**Page text:**
════════════════

In [None]:
import pandas as pd
import matplotlib.pyplot as plt
import numpy as np
import seaborn as sns

### Data Collection

In [None]:
import requests

# URLs of the files
train_data_url = 'https://www.raphaelcousin.com/modules/data-science-practice/module3/exercise/module3_exercise_train.csv'
test_data_url = 'https://www.raphaelcousin.com/modules/data-science-practice/module3/exercise/module3_exercise_test.csv'

# Function to download a file
def download_file(url, file_name):
    response = requests.get(url)
    response.raise_for_status()  # Ensure we notice bad responses
    with open(file_name, 'wb') as file:
        file.write(response.content)
    print(f'Downloaded {file_name} from {url}')

# Downloading the files
download_file(train_data_url, 'module3_exercise_train.csv')
download_file(test_data_url, 'module3_exercise_test.csv')

In [None]:
df_train =  pd.read_csv("module3_exercise_train.csv", sep=",", index_col='id')
df_test =  pd.read_csv("module3_exercise_test.csv", sep=",", index_col='id')

In [None]:
df_train

In [None]:
print("shape=",df_train.shape)
df_train.shape
print("\nSummary info:")
df_train.info()

In [None]:
# Display summary statistics
print("\nSummary Statistics:")

════════════════

**Excerpted records:**

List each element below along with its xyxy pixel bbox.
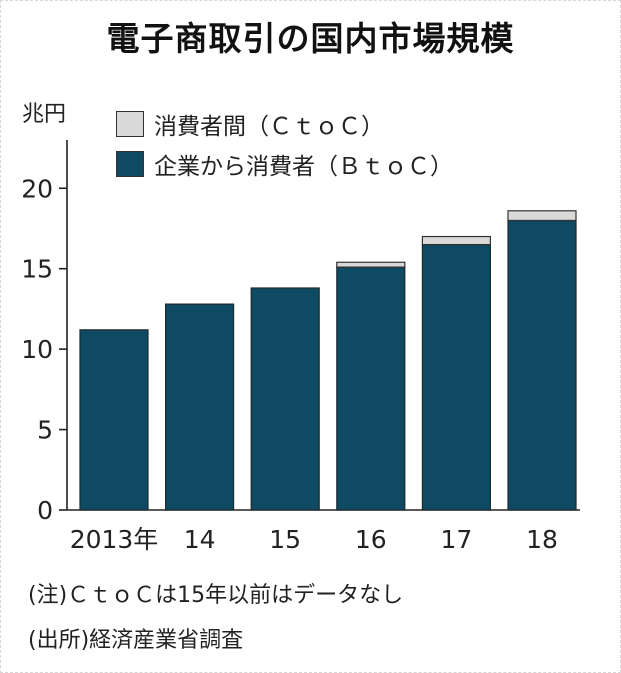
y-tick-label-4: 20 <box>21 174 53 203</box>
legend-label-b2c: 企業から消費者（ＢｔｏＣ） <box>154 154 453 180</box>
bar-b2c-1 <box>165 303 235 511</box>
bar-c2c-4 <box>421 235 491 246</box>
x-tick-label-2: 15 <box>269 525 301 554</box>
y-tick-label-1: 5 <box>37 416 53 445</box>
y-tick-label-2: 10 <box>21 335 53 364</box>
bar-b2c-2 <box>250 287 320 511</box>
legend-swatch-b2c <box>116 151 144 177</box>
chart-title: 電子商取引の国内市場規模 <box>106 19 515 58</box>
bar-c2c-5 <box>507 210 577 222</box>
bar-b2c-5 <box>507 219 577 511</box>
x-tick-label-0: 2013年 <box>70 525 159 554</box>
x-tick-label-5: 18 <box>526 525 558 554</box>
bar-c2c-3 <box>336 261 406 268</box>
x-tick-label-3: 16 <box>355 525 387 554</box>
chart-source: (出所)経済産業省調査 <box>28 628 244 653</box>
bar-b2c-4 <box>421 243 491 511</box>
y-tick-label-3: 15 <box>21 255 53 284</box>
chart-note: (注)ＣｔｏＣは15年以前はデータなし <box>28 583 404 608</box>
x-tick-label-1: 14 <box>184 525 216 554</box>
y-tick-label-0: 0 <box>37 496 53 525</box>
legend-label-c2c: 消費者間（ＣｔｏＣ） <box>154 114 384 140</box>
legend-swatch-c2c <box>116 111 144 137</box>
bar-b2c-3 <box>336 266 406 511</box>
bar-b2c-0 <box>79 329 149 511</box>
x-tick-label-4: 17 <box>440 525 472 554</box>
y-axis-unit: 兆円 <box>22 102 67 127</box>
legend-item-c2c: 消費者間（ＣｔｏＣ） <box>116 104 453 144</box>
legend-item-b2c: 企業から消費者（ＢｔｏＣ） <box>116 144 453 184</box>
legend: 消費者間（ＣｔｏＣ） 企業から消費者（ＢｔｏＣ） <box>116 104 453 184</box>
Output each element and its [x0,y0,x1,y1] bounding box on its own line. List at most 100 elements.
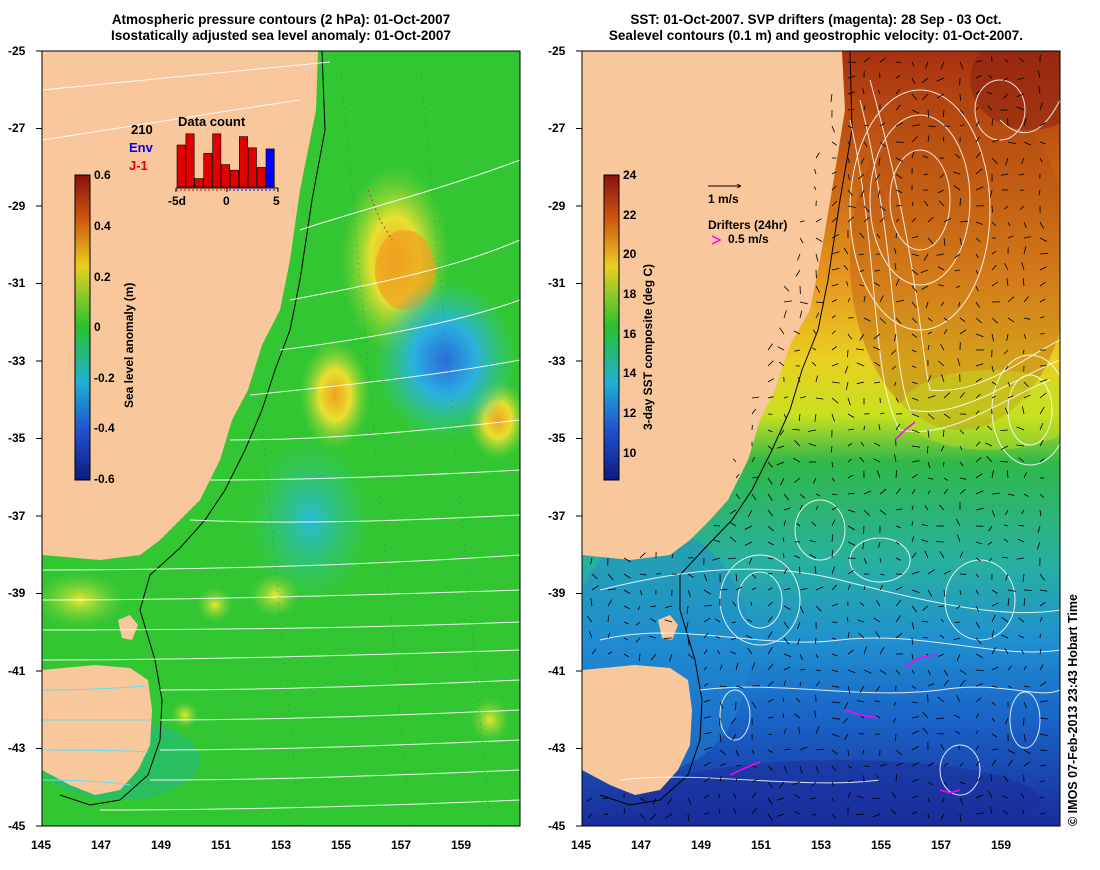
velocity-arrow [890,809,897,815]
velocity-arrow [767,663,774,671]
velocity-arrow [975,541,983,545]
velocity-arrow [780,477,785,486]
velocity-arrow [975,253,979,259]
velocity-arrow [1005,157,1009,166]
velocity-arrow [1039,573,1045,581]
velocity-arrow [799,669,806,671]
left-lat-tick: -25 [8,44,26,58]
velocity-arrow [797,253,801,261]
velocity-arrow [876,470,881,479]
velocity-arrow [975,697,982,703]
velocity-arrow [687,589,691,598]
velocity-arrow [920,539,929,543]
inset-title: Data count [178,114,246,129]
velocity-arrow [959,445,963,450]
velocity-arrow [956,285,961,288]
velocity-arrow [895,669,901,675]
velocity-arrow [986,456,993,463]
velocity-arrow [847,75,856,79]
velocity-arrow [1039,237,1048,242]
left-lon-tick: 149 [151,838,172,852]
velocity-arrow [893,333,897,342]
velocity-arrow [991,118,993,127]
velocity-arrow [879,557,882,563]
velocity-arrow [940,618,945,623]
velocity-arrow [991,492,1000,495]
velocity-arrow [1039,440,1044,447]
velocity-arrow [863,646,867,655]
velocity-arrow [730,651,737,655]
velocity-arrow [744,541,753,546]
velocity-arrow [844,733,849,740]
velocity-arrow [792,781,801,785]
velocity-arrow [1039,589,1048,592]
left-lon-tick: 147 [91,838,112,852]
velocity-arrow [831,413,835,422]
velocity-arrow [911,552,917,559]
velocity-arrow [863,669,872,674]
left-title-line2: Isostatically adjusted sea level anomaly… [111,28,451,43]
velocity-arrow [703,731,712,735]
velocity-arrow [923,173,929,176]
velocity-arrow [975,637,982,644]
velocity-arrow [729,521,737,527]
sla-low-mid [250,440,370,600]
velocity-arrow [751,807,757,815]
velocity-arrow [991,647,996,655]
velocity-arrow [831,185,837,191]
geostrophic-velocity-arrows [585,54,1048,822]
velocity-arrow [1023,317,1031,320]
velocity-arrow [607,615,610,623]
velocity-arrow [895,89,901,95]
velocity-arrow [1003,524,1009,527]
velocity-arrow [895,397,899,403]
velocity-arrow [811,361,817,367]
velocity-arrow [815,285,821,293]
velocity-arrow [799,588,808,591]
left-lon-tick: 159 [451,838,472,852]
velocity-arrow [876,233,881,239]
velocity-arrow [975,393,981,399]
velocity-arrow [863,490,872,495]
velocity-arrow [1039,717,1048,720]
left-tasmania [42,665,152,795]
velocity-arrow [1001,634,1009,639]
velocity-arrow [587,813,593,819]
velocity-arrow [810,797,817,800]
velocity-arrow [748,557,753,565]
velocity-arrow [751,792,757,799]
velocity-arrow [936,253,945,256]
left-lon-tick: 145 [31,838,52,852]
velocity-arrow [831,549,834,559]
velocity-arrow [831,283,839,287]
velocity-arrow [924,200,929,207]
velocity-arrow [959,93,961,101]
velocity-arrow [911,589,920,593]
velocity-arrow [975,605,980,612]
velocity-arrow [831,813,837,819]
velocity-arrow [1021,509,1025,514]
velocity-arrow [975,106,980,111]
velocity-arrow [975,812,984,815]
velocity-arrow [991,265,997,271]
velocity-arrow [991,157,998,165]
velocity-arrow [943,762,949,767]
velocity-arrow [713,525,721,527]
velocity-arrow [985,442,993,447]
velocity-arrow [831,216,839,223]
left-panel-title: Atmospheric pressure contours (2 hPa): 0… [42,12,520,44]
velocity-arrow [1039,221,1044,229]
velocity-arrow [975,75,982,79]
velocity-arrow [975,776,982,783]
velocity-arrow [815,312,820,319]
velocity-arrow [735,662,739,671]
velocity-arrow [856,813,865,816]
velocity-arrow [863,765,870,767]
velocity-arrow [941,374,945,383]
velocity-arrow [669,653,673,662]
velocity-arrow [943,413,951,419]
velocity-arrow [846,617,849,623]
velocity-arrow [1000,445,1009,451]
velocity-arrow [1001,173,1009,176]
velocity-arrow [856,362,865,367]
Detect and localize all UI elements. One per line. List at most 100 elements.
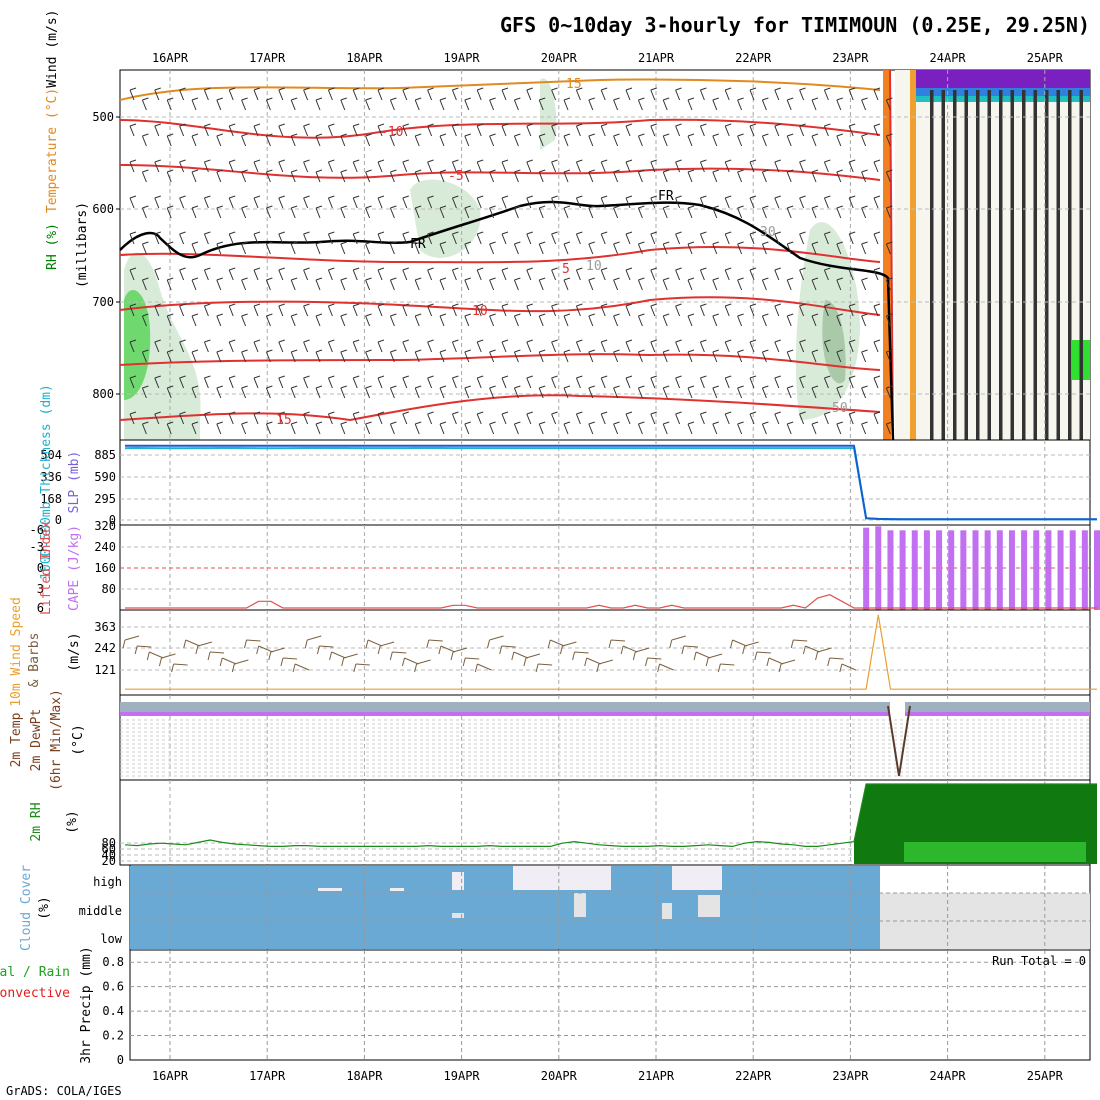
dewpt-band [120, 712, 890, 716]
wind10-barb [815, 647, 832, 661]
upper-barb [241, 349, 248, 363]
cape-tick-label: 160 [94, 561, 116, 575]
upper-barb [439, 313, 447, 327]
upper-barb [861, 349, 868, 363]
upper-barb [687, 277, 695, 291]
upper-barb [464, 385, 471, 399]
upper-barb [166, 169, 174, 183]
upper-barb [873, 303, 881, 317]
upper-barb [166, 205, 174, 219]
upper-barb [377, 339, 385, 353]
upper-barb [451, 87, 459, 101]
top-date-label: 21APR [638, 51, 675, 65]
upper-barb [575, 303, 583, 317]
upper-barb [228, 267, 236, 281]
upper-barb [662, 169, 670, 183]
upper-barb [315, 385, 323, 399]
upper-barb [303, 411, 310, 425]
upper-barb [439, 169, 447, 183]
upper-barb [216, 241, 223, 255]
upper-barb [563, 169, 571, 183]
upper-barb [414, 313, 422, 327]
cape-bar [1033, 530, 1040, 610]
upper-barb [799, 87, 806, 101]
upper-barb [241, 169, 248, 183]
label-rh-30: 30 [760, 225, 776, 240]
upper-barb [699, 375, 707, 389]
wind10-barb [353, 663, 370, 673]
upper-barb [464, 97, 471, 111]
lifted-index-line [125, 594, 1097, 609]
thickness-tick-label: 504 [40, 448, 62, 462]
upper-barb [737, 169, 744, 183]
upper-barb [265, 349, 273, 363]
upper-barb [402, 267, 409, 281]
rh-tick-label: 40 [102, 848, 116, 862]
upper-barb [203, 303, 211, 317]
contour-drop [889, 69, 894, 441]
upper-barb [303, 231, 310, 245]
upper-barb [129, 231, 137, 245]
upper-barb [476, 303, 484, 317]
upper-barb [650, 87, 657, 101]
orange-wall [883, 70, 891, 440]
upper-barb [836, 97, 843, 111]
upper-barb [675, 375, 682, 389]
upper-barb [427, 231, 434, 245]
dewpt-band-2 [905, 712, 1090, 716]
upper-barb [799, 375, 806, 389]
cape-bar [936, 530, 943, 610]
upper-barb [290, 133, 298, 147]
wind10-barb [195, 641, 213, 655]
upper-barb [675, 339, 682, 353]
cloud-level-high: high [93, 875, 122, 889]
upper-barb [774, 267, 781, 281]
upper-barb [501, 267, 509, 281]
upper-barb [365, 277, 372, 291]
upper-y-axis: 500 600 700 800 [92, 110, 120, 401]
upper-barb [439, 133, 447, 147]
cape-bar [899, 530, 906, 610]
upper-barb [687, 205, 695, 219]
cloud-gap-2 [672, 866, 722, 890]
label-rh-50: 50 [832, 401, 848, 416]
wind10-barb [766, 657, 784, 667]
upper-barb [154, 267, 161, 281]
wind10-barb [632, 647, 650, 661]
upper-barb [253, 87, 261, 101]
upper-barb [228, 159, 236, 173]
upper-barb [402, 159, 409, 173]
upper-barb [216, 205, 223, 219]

════════════════

**Work to complete:**
1. List every module or library that the notebook imports.
2. In the notebook, why does the download function call response.raise_for_status()?

**Results for the exercise:**
1. pandas, matplotlib.pyplot, numpy, seaborn, requests

2. The comment beside the call says it is there to ensure bad responses are noticed.